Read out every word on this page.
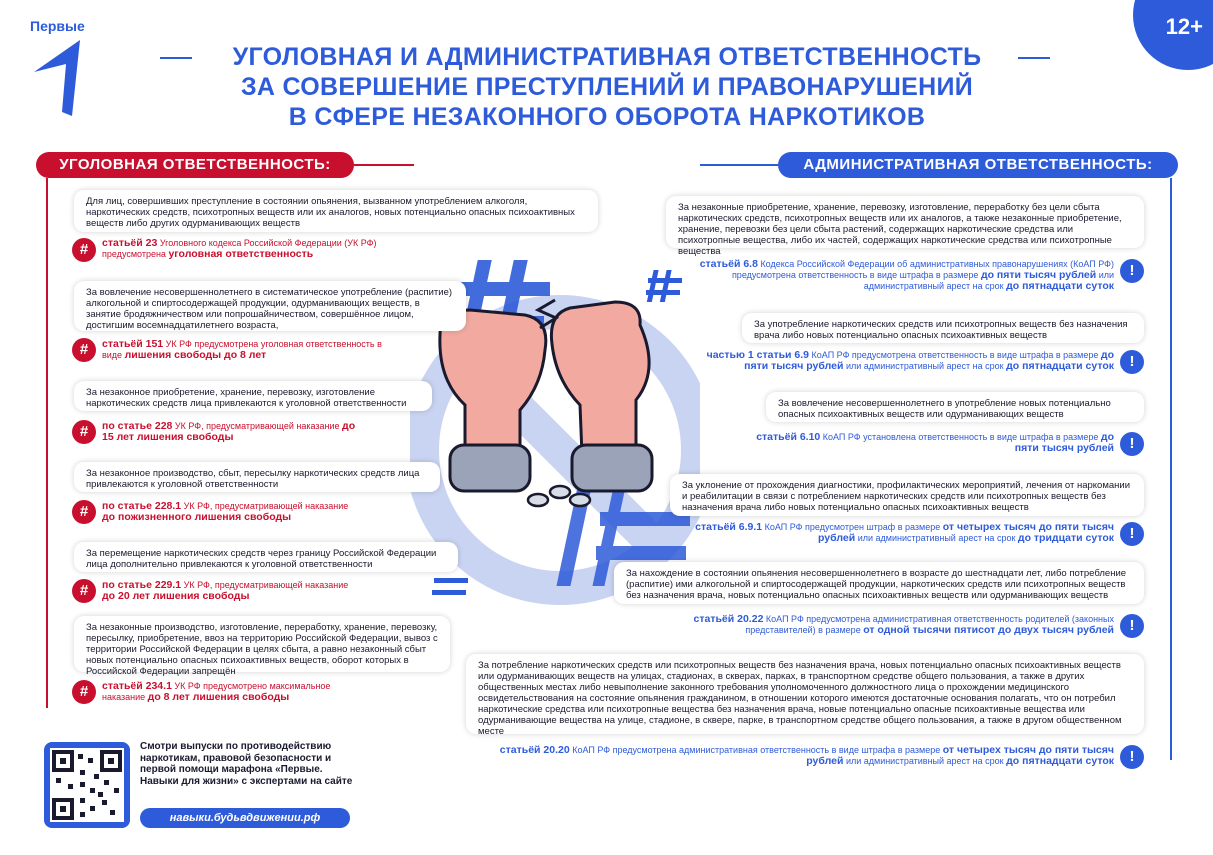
Первые	12+
УГОЛОВНАЯ И АДМИНИСТРАТИВНАЯ ОТВЕТСТВЕННОСТЬ
ЗА СОВЕРШЕНИЕ ПРЕСТУПЛЕНИЙ И ПРАВОНАРУШЕНИЙ
В СФЕРЕ НЕЗАКОННОГО ОБОРОТА НАРКОТИКОВ
УГОЛОВНАЯ ОТВЕТСТВЕННОСТЬ:	АДМИНИСТРАТИВНАЯ ОТВЕТСТВЕННОСТЬ:
Для лиц, совершивших преступление в состоянии опьянения, вызванном употреблением алкоголя, наркотических средств, психотропных веществ или их аналогов, новых потенциально опасных психоактивных веществ либо других одурманивающих веществ
#	статьёй 23 Уголовного кодекса Российской Федерации (УК РФ) предусмотрена уголовная ответственность
За вовлечение несовершеннолетнего в систематическое употребление (распитие) алкогольной и спиртосодержащей продукции, одурманивающих веществ, в занятие бродяжничеством или попрошайничеством, совершённое лицом, достигшим восемнадцатилетнего возраста,
#	статьёй 151 УК РФ предусмотрена уголовная ответственность в виде лишения свободы до 8 лет
За незаконное приобретение, хранение, перевозку, изготовление наркотических средств лица привлекаются к уголовной ответственности
#	по статье 228 УК РФ, предусматривающей наказание до 15 лет лишения свободы
За незаконное производство, сбыт, пересылку наркотических средств лица привлекаются к уголовной ответственности
#	по статье 228.1 УК РФ, предусматривающей наказание до пожизненного лишения свободы
За перемещение наркотических средств через границу Российской Федерации лица дополнительно привлекаются к уголовной ответственности
#	по статье 229.1 УК РФ, предусматривающей наказание до 20 лет лишения свободы
За незаконные производство, изготовление, переработку, хранение, перевозку, пересылку, приобретение, ввоз на территорию Российской Федерации, вывоз с территории Российской Федерации в целях сбыта, а равно незаконный сбыт новых потенциально опасных психоактивных веществ, оборот которых в Российской Федерации запрещён
#	статьёй 234.1 УК РФ предусмотрено максимальное наказание до 8 лет лишения свободы
За незаконные приобретение, хранение, перевозку, изготовление, переработку без цели сбыта наркотических средств, психотропных веществ или их аналогов, а также незаконные приобретение, хранение, перевозки без цели сбыта растений, содержащих наркотические средства или психотропные вещества, либо их частей, содержащих наркотические средства или психотропные вещества
статьёй 6.8 Кодекса Российской Федерации об административных правонарушениях (КоАП РФ) предусмотрена ответственность в виде штрафа в размере до пяти тысяч рублей или административный арест на срок до пятнадцати суток
!
За употребление наркотических средств или психотропных веществ без назначения врача либо новых потенциально опасных психоактивных веществ
частью 1 статьи 6.9 КоАП РФ предусмотрена ответственность в виде штрафа в размере до пяти тысяч рублей или административный арест на срок до пятнадцати суток	!
За вовлечение несовершеннолетнего в употребление новых потенциально опасных психоактивных веществ или одурманивающих веществ
статьёй 6.10 КоАП РФ установлена ответственность в виде штрафа в размере до пяти тысяч рублей	!
За уклонение от прохождения диагностики, профилактических мероприятий, лечения от наркомании и реабилитации в связи с потреблением наркотических средств или психотропных веществ без назначения врача либо новых потенциально опасных психоактивных веществ
статьёй 6.9.1 КоАП РФ предусмотрен штраф в размере от четырех тысяч до пяти тысяч рублей или административный арест на срок до тридцати суток	!
За нахождение в состоянии опьянения несовершеннолетнего в возрасте до шестнадцати лет, либо потребление (распитие) ими алкогольной и спиртосодержащей продукции, наркотических средств или психотропных веществ без назначения врача, новых потенциально опасных психоактивных веществ или одурманивающих веществ
статьёй 20.22 КоАП РФ предусмотрена административная ответственность родителей (законных представителей) в размере от одной тысячи пятисот до двух тысяч рублей	!
За потребление наркотических средств или психотропных веществ без назначения врача, новых потенциально опасных психоактивных веществ или одурманивающих веществ на улицах, стадионах, в скверах, парках, в транспортном средстве общего пользования, а также в других общественных местах либо невыполнение законного требования уполномоченного должностного лица о прохождении медицинского освидетельствования на состояние опьянения гражданином, в отношении которого имеются достаточные основания полагать, что он потребил наркотические средства или психотропные вещества без назначения врача, новые потенциально опасные психоактивные вещества или одурманивающие вещества на улице, стадионе, в сквере, парке, в транспортном средстве общего пользования, а также в другом общественном месте
статьёй 20.20 КоАП РФ предусмотрена административная ответственность в виде штрафа в размере от четырех тысяч до пяти тысяч рублей или административный арест на срок до пятнадцати суток	!
Смотри выпуски по противодействию наркотикам, правовой безопасности и первой помощи марафона «Первые. Навыки для жизни» с экспертами на сайте
навыки.будьвдвижении.рф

* **What you should do**:
Except for the pictures, reproduce every line exactly.

* **Answer to the exercise**:
Read out every word on this page.
Первые	12+
УГОЛОВНАЯ И АДМИНИСТРАТИВНАЯ ОТВЕТСТВЕННОСТЬ
ЗА СОВЕРШЕНИЕ ПРЕСТУПЛЕНИЙ И ПРАВОНАРУШЕНИЙ
В СФЕРЕ НЕЗАКОННОГО ОБОРОТА НАРКОТИКОВ
УГОЛОВНАЯ ОТВЕТСТВЕННОСТЬ:	АДМИНИСТРАТИВНАЯ ОТВЕТСТВЕННОСТЬ:
Для лиц, совершивших преступление в состоянии опьянения, вызванном употреблением алкоголя, наркотических средств, психотропных веществ или их аналогов, новых потенциально опасных психоактивных веществ либо других одурманивающих веществ
#	статьёй 23 Уголовного кодекса Российской Федерации (УК РФ) предусмотрена уголовная ответственность
За вовлечение несовершеннолетнего в систематическое употребление (распитие) алкогольной и спиртосодержащей продукции, одурманивающих веществ, в занятие бродяжничеством или попрошайничеством, совершённое лицом, достигшим восемнадцатилетнего возраста,
#	статьёй 151 УК РФ предусмотрена уголовная ответственность в виде лишения свободы до 8 лет
За незаконное приобретение, хранение, перевозку, изготовление наркотических средств лица привлекаются к уголовной ответственности
#	по статье 228 УК РФ, предусматривающей наказание до 15 лет лишения свободы
За незаконное производство, сбыт, пересылку наркотических средств лица привлекаются к уголовной ответственности
#	по статье 228.1 УК РФ, предусматривающей наказание до пожизненного лишения свободы
За перемещение наркотических средств через границу Российской Федерации лица дополнительно привлекаются к уголовной ответственности
#	по статье 229.1 УК РФ, предусматривающей наказание до 20 лет лишения свободы
За незаконные производство, изготовление, переработку, хранение, перевозку, пересылку, приобретение, ввоз на территорию Российской Федерации, вывоз с территории Российской Федерации в целях сбыта, а равно незаконный сбыт новых потенциально опасных психоактивных веществ, оборот которых в Российской Федерации запрещён
#	статьёй 234.1 УК РФ предусмотрено максимальное наказание до 8 лет лишения свободы
За незаконные приобретение, хранение, перевозку, изготовление, переработку без цели сбыта наркотических средств, психотропных веществ или их аналогов, а также незаконные приобретение, хранение, перевозки без цели сбыта растений, содержащих наркотические средства или психотропные вещества, либо их частей, содержащих наркотические средства или психотропные вещества
статьёй 6.8 Кодекса Российской Федерации об административных правонарушениях (КоАП РФ) предусмотрена ответственность в виде штрафа в размере до пяти тысяч рублей или административный арест на срок до пятнадцати суток
!
За употребление наркотических средств или психотропных веществ без назначения врача либо новых потенциально опасных психоактивных веществ
частью 1 статьи 6.9 КоАП РФ предусмотрена ответственность в виде штрафа в размере до пяти тысяч рублей или административный арест на срок до пятнадцати суток	!
За вовлечение несовершеннолетнего в употребление новых потенциально опасных психоактивных веществ или одурманивающих веществ
статьёй 6.10 КоАП РФ установлена ответственность в виде штрафа в размере до пяти тысяч рублей	!
За уклонение от прохождения диагностики, профилактических мероприятий, лечения от наркомании и реабилитации в связи с потреблением наркотических средств или психотропных веществ без назначения врача либо новых потенциально опасных психоактивных веществ
статьёй 6.9.1 КоАП РФ предусмотрен штраф в размере от четырех тысяч до пяти тысяч рублей или административный арест на срок до тридцати суток	!
За нахождение в состоянии опьянения несовершеннолетнего в возрасте до шестнадцати лет, либо потребление (распитие) ими алкогольной и спиртосодержащей продукции, наркотических средств или психотропных веществ без назначения врача, новых потенциально опасных психоактивных веществ или одурманивающих веществ
статьёй 20.22 КоАП РФ предусмотрена административная ответственность родителей (законных представителей) в размере от одной тысячи пятисот до двух тысяч рублей	!
За потребление наркотических средств или психотропных веществ без назначения врача, новых потенциально опасных психоактивных веществ или одурманивающих веществ на улицах, стадионах, в скверах, парках, в транспортном средстве общего пользования, а также в других общественных местах либо невыполнение законного требования уполномоченного должностного лица о прохождении медицинского освидетельствования на состояние опьянения гражданином, в отношении которого имеются достаточные основания полагать, что он потребил наркотические средства или психотропные вещества без назначения врача, новые потенциально опасные психоактивные вещества или одурманивающие вещества на улице, стадионе, в сквере, парке, в транспортном средстве общего пользования, а также в другом общественном месте
статьёй 20.20 КоАП РФ предусмотрена административная ответственность в виде штрафа в размере от четырех тысяч до пяти тысяч рублей или административный арест на срок до пятнадцати суток	!
Смотри выпуски по противодействию наркотикам, правовой безопасности и первой помощи марафона «Первые. Навыки для жизни» с экспертами на сайте
навыки.будьвдвижении.рф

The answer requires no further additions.